- [Given exercise]: Write the next part of the profile of banana agronomist André Lassoudière, starting after its final sentence.

A life dedicated to bananas

Anne Vézina Monday, 25 June 2012

After working on bananas for more than 40 years, André Lassoudière continues his love affair with the world’s most popular fruit in a series of books written for the French-speaking market.

When André Lassoudière is not tending to his garden or reading poetry (his personal library contains more than 600 poetry books), he is working on a book on bananas from his home in western France. The former agronomist, who retired from CIRAD in 2008, is currently putting the finishing touch to a book on the history of the banana industry in the French West Indies, a topic he will take up again in a subsequent book on the French banana industry up to the coming into force of the Common Organization for Banana Markets in 1993. He also started work on a tribute to the banana for which he is gathering examples from literature, including, of course, poetry, and cultural as well as religious rituals.

When he is done, he will have written half a dozen books on bananas, including his most recent one, a survey of a century of technical innovations to produce dessert bananas for export. The book is based on a manuscript he inherited from his mentor Jean Champion, the French Norman Simmonds.

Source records
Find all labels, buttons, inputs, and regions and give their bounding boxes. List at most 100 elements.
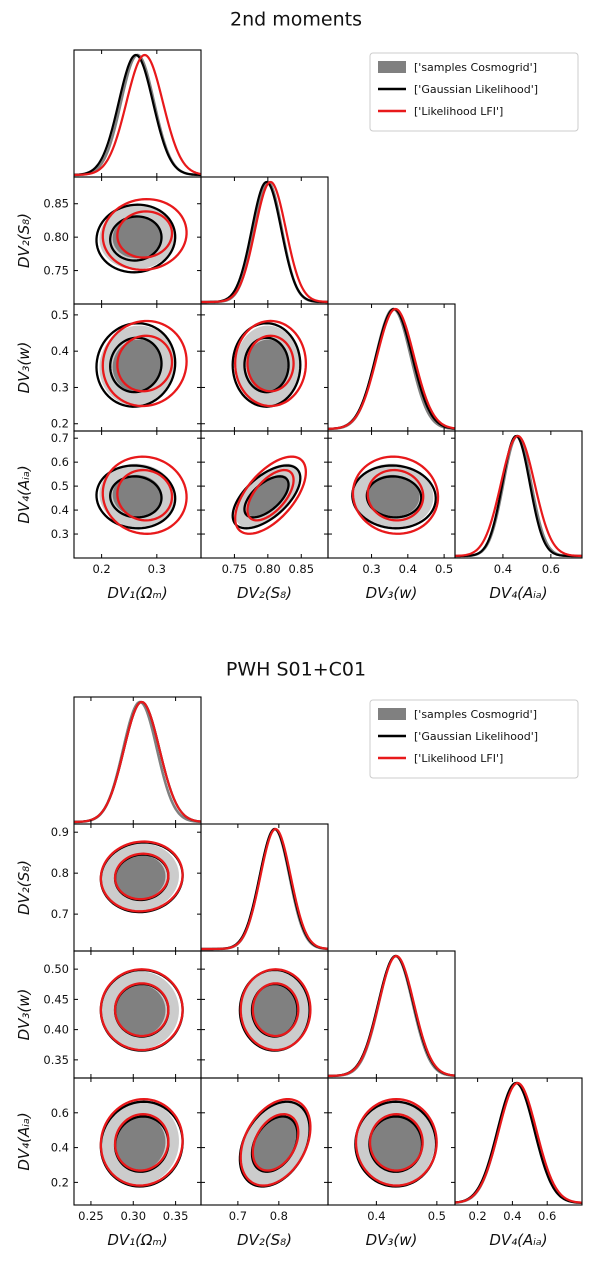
gaussian-contour-1sigma	[109, 336, 163, 394]
legend: ['samples Cosmogrid'] ['Gaussian Likeliho…	[369, 699, 579, 779]
lfi-contour-1sigma	[246, 334, 295, 393]
panel-frame	[73, 49, 202, 178]
contour-panel-4-2: 0.7 0.8	[200, 1077, 329, 1223]
lfi-contour-2sigma	[239, 1098, 312, 1187]
corner-plot-2: PWH S01+C01 0.7 0.8 0.9 0.35 0.40 0.45 0.50 0.25…	[15, 659, 583, 1249]
x-axis-label-1: DV₁(Ωₘ)	[107, 584, 167, 602]
x-axis-label-2: DV₂(S₈)	[237, 1231, 292, 1249]
x-tick-label: 0.5	[428, 1209, 446, 1223]
marginal-curve-samples	[74, 53, 201, 177]
contour-panel-4-3: 0.3 0.4 0.5	[327, 430, 456, 576]
contour-panel-4-1: 0.25 0.30 0.35 0.2 0.4 0.6	[51, 1077, 202, 1223]
x-tick-label: 0.2	[92, 562, 110, 576]
x-axis-label-4: DV₄(Aᵢₐ)	[489, 584, 547, 602]
contour-panel-4-2: 0.75 0.80 0.85	[200, 430, 329, 576]
legend-label: ['samples Cosmogrid']	[414, 708, 537, 721]
legend-box	[369, 52, 579, 132]
x-tick-label: 0.4	[494, 562, 512, 576]
diag-panel-2	[200, 176, 329, 305]
lfi-contour-1sigma	[251, 1113, 300, 1172]
y-tick-label: 0.8	[51, 866, 69, 880]
legend-label: ['Gaussian Likelihood']	[414, 83, 538, 96]
legend: ['samples Cosmogrid'] ['Gaussian Likeliho…	[369, 52, 579, 132]
y-tick-label: 0.75	[43, 264, 69, 278]
legend-swatch-samples	[378, 61, 406, 73]
panel-frame	[200, 823, 329, 952]
legend-label: ['samples Cosmogrid']	[414, 61, 537, 74]
x-tick-label: 0.85	[288, 562, 314, 576]
y-tick-label: 0.4	[51, 1141, 69, 1155]
lfi-contour-1sigma	[368, 1113, 424, 1172]
y-axis-label-4: DV₄(Aᵢₐ)	[15, 465, 33, 523]
samples-contour-1sigma	[246, 474, 289, 517]
marginal-curve-samples	[328, 954, 455, 1078]
samples-contour-1sigma	[112, 216, 163, 259]
diag-panel-4: 0.2 0.4 0.6	[454, 1077, 583, 1223]
legend-swatch-samples	[378, 708, 406, 720]
diag-panel-4: 0.4 0.6	[454, 430, 583, 576]
gaussian-contour-2sigma	[95, 322, 177, 408]
marginal-curve-lfi	[74, 53, 201, 177]
diag-panel-2	[200, 823, 329, 952]
lfi-contour-1sigma	[366, 468, 425, 522]
diag-panel-1	[73, 696, 202, 825]
x-tick-label: 0.80	[255, 562, 281, 576]
y-tick-label: 0.2	[51, 1175, 69, 1189]
panel-frame	[73, 696, 202, 825]
marginal-curve-gaussian	[455, 1081, 582, 1204]
x-tick-label: 0.4	[367, 1209, 385, 1223]
y-tick-label: 0.45	[43, 992, 69, 1006]
y-tick-label: 0.6	[51, 455, 69, 469]
x-tick-label: 0.3	[362, 562, 380, 576]
y-tick-label: 0.4	[51, 503, 69, 517]
panel-frame	[327, 950, 456, 1079]
x-tick-label: 0.3	[148, 562, 166, 576]
gaussian-contour-1sigma	[109, 475, 163, 519]
samples-contour-1sigma	[252, 1115, 297, 1171]
y-axis-label-2: DV₂(S₈)	[15, 860, 33, 915]
samples-contour-1sigma	[114, 855, 166, 900]
y-tick-label: 0.2	[51, 417, 69, 431]
marginal-curve-samples	[328, 307, 455, 431]
x-tick-label: 0.4	[399, 562, 417, 576]
marginal-curve-lfi	[455, 1081, 582, 1204]
lfi-contour-2sigma	[234, 319, 308, 408]
marginal-curve-lfi	[201, 180, 328, 304]
y-tick-label: 0.50	[43, 962, 69, 976]
lfi-contour-1sigma	[113, 1113, 170, 1172]
marginal-curve-gaussian	[328, 954, 455, 1078]
legend-label: ['Likelihood LFI']	[414, 105, 503, 118]
y-tick-label: 0.3	[51, 380, 69, 394]
lfi-contour-2sigma	[239, 968, 312, 1052]
marginal-curve-samples	[201, 827, 328, 951]
contour-panel-2-1: 0.7 0.8 0.9	[51, 823, 202, 952]
x-axis-label-1: DV₁(Ωₘ)	[107, 1231, 167, 1249]
contour-panel-3-1: 0.2 0.3 0.4 0.5	[51, 303, 202, 432]
contour-panel-3-2	[200, 303, 329, 432]
marginal-curve-gaussian	[455, 434, 582, 558]
x-axis-label-4: DV₄(Aᵢₐ)	[489, 1231, 547, 1249]
y-tick-label: 0.5	[51, 308, 69, 322]
contour-panel-3-1: 0.35 0.40 0.45 0.50	[43, 950, 202, 1079]
diag-panel-3	[327, 950, 456, 1079]
marginal-curve-lfi	[455, 434, 582, 558]
x-tick-label: 0.2	[468, 1209, 486, 1223]
samples-contour-1sigma	[112, 474, 163, 517]
lfi-contour-2sigma	[99, 968, 184, 1052]
lfi-contour-2sigma	[351, 455, 440, 535]
x-axis-label-3: DV₃(w)	[366, 1231, 418, 1249]
y-axis-label-3: DV₃(w)	[15, 989, 33, 1041]
gaussian-contour-2sigma	[231, 464, 302, 530]
gaussian-contour-1sigma	[243, 336, 290, 394]
y-tick-label: 0.7	[51, 907, 69, 921]
contour-panel-3-2	[200, 950, 329, 1079]
gaussian-contour-2sigma	[95, 203, 177, 274]
lfi-contour-1sigma	[116, 210, 174, 259]
chart-title: 2nd moments	[230, 9, 362, 31]
lfi-contour-1sigma	[246, 468, 295, 522]
panel-frame	[454, 1077, 583, 1206]
y-tick-label: 0.7	[51, 431, 69, 445]
legend-label: ['Gaussian Likelihood']	[414, 730, 538, 743]
marginal-curve-gaussian	[201, 827, 328, 951]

- [Result for this task]:
Lassoudière met him in Paris in 1966. At the time, he was an agronomy student on a scholarship from the French institute of overseas research on fruits (IFAC), where Champion is head of the banana programme. IFAC had been created in 1942 to rival the research stations set up by the British, Dutch and Belgians in Trinidad, Java, and Belgian Congo. One of IFAC’s missions was to help banana producers in Guinea, Côte d’Ivoire, Cameroun, Guadeloupe and Martinique compete with the exports from the Canary Islands and Central America. A network of research stations, partly financed by producers, started taking shape in the late 1940s. Among IFAC’s first recruits was Champion, who spent ten years at the Foulaya station in Guinea before returning to France in 1958 to head the banana programme, a position he occupied until his retirement 25 years later. “As a man and a scientist, he was rigorous, modest and generous”, says Lassoudière. “His advice and criticism were always spot on and infused with common sense”.

In 1967, Lassoudière is posted at the Azaguié station in Côte d’Ivoire. The living conditions at the station are basic and communications with the outside world are at best irregular. Inevitably, life mostly revolves around family and work. “On a day-to-day basis, we had a lot of freedom to organize our work”, recalls the retired agronomist. Long before Google is considered a trend setter for allowing its engineers to take 20% of their time working on projects not in their job description, IFAC agronomists can dedicate 30% of their time to fundamental studies with no immediate applications. Lassoudière uses the time to do a PhD.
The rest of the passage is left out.